[Extracted data entries]
● ● ● ● ●

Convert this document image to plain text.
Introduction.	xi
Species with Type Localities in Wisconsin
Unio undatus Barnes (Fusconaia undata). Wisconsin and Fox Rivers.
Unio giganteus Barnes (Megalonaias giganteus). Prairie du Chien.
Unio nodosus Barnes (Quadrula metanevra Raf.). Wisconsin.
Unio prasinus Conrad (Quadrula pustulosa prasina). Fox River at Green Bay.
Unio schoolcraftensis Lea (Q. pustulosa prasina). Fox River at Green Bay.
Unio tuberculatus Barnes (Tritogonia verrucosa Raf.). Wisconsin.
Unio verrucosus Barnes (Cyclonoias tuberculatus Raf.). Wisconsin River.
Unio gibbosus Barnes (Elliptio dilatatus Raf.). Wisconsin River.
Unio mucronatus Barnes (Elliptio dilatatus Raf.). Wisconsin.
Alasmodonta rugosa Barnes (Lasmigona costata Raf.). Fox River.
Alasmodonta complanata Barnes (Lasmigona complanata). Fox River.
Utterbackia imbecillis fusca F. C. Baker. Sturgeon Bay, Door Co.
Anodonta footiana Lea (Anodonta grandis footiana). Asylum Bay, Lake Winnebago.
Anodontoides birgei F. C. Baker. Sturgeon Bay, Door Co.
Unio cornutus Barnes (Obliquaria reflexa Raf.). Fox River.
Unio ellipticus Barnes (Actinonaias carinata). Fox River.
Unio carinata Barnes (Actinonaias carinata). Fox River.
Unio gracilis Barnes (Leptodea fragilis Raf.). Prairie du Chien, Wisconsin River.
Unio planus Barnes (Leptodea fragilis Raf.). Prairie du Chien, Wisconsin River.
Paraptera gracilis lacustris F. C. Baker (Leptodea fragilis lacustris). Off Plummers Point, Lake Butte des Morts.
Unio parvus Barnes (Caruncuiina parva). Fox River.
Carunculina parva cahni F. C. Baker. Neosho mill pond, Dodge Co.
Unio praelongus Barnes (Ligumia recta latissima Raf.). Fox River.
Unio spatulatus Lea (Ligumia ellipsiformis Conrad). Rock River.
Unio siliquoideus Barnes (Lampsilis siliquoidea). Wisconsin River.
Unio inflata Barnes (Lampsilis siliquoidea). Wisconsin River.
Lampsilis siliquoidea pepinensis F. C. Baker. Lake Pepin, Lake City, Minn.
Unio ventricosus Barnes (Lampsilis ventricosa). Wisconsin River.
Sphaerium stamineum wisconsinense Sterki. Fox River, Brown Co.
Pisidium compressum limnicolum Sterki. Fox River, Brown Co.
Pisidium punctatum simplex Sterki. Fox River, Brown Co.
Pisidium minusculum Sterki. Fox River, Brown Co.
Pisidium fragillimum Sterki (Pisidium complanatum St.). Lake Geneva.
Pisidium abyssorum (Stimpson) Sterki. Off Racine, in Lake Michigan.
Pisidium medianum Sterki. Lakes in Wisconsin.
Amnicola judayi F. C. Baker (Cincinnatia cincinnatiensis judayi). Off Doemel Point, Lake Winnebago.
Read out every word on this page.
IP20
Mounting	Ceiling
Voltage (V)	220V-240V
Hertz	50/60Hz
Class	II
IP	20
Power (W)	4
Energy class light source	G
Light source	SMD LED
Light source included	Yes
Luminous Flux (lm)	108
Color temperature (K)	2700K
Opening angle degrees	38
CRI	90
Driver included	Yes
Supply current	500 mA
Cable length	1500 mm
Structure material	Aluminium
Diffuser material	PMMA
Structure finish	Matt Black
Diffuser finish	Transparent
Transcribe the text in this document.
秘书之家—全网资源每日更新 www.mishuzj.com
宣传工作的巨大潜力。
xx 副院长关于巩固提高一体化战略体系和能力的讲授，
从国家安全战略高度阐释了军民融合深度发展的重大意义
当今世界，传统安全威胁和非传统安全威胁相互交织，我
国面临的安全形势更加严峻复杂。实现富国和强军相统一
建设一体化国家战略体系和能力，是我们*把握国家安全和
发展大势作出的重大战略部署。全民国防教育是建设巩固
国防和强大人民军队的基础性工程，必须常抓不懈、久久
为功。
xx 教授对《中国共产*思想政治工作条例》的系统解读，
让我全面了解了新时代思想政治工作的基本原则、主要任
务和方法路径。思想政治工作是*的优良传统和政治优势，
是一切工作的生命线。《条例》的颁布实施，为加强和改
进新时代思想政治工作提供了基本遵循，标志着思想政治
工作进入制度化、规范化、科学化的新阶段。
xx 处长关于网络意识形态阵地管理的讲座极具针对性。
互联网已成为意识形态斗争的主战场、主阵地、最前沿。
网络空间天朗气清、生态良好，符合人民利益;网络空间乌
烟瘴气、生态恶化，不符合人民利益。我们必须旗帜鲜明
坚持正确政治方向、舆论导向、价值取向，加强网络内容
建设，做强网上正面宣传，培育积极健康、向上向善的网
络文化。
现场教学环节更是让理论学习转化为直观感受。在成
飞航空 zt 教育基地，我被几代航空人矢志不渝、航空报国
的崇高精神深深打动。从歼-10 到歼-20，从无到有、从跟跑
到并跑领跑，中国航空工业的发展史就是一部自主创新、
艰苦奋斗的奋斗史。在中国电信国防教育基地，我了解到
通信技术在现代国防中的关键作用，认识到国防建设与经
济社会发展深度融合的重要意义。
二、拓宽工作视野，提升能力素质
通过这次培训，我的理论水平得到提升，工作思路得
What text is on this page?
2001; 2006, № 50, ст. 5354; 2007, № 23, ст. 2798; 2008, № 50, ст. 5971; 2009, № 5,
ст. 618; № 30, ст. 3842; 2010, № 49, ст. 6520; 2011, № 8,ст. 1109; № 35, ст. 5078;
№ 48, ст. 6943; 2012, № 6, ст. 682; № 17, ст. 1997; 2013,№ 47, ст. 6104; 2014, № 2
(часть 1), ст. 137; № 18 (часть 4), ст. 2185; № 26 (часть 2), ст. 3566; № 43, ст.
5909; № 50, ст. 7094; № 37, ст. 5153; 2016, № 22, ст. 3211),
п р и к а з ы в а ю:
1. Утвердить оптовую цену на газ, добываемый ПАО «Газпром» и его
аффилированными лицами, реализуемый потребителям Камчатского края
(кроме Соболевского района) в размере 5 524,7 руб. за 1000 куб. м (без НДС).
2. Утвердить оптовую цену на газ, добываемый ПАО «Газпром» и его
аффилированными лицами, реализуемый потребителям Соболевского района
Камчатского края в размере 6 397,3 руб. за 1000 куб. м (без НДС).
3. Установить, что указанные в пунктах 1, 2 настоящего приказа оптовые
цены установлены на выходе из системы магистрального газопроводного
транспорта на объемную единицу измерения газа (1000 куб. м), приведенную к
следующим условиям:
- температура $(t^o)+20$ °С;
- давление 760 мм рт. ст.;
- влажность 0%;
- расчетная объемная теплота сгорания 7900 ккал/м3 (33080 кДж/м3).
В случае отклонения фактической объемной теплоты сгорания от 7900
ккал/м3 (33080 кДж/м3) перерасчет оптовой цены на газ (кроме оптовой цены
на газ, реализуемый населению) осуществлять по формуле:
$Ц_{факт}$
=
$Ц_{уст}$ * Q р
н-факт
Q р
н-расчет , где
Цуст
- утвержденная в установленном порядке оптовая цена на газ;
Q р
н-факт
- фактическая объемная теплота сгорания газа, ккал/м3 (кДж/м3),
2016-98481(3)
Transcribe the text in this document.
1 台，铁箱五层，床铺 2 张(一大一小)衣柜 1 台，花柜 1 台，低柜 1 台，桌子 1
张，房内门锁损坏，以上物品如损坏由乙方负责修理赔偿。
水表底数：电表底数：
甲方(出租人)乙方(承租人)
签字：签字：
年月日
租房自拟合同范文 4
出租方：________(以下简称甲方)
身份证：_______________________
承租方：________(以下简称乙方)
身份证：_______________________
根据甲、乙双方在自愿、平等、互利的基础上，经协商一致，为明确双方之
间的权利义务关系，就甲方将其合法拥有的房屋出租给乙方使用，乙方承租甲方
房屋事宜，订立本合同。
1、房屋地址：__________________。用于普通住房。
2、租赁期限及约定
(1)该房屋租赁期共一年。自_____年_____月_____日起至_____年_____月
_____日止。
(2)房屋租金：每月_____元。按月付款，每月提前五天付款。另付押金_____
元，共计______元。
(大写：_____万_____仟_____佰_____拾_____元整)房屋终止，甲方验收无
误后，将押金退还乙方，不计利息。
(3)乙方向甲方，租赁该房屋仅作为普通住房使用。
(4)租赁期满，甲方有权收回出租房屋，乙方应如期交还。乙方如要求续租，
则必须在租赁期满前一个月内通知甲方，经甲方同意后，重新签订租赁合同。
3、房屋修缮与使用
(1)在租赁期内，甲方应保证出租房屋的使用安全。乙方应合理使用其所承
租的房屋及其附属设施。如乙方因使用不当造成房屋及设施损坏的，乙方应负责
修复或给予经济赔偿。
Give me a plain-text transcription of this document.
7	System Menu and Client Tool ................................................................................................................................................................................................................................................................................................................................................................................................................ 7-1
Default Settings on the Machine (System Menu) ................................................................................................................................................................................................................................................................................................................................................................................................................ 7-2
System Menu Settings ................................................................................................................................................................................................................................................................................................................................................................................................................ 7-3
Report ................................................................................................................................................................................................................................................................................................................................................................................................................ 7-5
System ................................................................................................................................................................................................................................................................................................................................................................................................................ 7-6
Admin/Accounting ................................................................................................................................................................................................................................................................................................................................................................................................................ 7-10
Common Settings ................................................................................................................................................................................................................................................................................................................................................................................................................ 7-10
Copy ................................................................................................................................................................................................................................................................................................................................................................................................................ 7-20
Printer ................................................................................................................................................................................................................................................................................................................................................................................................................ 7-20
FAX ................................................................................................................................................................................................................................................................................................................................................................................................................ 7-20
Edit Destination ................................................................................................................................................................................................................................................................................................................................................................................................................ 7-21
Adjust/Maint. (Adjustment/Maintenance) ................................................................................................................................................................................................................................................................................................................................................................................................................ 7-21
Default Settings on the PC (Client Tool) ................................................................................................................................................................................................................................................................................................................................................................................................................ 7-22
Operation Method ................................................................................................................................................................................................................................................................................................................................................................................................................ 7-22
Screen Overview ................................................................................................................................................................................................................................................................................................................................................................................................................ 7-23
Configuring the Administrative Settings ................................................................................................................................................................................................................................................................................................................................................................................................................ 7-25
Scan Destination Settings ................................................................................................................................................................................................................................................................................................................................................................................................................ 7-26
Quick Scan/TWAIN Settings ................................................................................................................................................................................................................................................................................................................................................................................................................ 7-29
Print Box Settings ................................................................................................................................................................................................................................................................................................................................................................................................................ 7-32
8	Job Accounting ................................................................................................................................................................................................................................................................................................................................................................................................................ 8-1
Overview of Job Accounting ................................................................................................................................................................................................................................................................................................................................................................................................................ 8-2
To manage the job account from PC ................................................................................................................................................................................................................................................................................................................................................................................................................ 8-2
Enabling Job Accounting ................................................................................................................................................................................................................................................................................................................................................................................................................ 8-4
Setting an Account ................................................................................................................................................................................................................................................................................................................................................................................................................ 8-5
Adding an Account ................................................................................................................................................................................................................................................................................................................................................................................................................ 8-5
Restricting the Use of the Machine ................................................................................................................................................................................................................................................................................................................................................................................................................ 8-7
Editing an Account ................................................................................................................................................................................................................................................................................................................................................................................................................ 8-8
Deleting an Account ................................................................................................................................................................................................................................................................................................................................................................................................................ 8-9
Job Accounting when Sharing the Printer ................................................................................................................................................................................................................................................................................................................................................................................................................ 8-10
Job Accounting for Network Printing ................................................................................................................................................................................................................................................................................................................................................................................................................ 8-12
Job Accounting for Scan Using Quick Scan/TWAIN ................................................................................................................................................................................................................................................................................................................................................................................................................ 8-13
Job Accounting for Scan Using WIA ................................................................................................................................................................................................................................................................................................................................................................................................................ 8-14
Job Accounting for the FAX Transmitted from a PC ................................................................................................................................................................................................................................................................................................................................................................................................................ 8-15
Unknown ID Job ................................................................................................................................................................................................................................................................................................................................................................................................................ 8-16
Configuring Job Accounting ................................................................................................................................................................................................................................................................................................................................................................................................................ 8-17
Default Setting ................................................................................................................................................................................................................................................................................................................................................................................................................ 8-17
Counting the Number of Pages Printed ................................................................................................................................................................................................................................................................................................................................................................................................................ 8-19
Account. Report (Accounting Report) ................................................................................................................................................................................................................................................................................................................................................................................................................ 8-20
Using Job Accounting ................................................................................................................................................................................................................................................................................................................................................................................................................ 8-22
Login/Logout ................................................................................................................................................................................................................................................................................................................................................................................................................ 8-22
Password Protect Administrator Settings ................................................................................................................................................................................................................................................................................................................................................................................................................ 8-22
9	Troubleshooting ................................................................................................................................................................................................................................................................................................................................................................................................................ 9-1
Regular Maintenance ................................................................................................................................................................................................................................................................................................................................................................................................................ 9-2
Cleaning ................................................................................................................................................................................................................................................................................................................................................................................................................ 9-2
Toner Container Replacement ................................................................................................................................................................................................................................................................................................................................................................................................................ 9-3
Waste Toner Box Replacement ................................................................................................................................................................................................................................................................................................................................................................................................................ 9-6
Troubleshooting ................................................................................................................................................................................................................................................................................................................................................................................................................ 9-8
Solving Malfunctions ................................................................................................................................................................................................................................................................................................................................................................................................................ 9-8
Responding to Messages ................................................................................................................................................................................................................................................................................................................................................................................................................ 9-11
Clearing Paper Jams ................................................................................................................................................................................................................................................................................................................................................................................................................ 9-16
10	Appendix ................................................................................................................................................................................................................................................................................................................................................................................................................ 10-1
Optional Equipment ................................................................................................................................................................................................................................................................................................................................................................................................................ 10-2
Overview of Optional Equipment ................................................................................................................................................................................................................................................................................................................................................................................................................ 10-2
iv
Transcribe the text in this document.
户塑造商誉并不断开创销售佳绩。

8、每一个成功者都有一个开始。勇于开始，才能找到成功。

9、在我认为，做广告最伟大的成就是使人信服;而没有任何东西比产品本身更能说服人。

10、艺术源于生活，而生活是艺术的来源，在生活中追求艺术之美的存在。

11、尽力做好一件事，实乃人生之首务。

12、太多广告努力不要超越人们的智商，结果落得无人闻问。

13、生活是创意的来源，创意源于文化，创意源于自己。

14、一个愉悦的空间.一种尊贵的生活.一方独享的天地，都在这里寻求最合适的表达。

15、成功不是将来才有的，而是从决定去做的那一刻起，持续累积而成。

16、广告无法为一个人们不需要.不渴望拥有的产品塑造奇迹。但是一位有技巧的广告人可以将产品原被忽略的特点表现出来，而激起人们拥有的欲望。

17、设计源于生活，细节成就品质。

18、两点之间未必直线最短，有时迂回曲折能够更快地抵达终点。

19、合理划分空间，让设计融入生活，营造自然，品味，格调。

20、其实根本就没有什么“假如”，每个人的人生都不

● ● ● ● ●

[What to produce]: Look through the data above. Copy every line with the string "Lasmigona" in it.

[Exercise result]:
Alasmodonta rugosa Barnes (Lasmigona costata Raf.). Fox River.
Alasmodonta complanata Barnes (Lasmigona complanata). Fox River.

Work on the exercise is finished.